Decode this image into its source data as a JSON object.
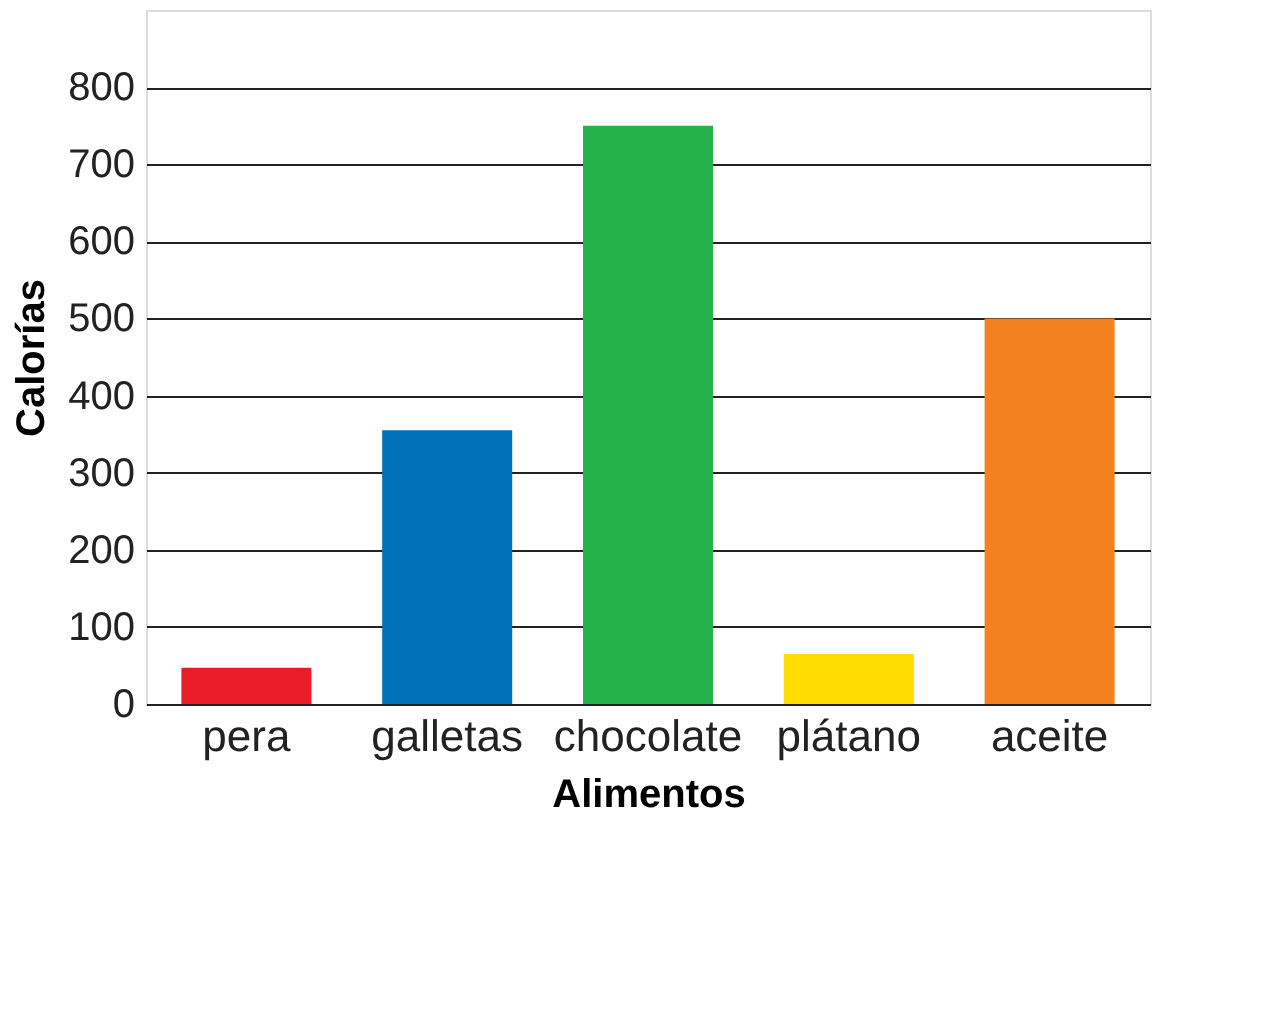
{
  "chart_data": {
    "type": "bar",
    "xlabel": "Alimentos",
    "ylabel": "Calorías",
    "categories": [
      "pera",
      "galletas",
      "chocolate",
      "plátano",
      "aceite"
    ],
    "values": [
      47,
      355,
      750,
      65,
      500
    ],
    "colors": [
      "#ed1c2b",
      "#0070bb",
      "#25b24c",
      "#ffdd00",
      "#f38120"
    ],
    "ylim": [
      0,
      900
    ],
    "yticks": [
      0,
      100,
      200,
      300,
      400,
      500,
      600,
      700,
      800
    ],
    "grid": "y"
  }
}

DO THIS :: Write the lines above out again exactly, without any of their pictures.

EXPECTED ANSWER ::
Decode this image into its source data as a JSON object.
{
  "chart_data": {
    "type": "bar",
    "xlabel": "Alimentos",
    "ylabel": "Calorías",
    "categories": [
      "pera",
      "galletas",
      "chocolate",
      "plátano",
      "aceite"
    ],
    "values": [
      47,
      355,
      750,
      65,
      500
    ],
    "colors": [
      "#ed1c2b",
      "#0070bb",
      "#25b24c",
      "#ffdd00",
      "#f38120"
    ],
    "ylim": [
      0,
      900
    ],
    "yticks": [
      0,
      100,
      200,
      300,
      400,
      500,
      600,
      700,
      800
    ],
    "grid": "y"
  }
}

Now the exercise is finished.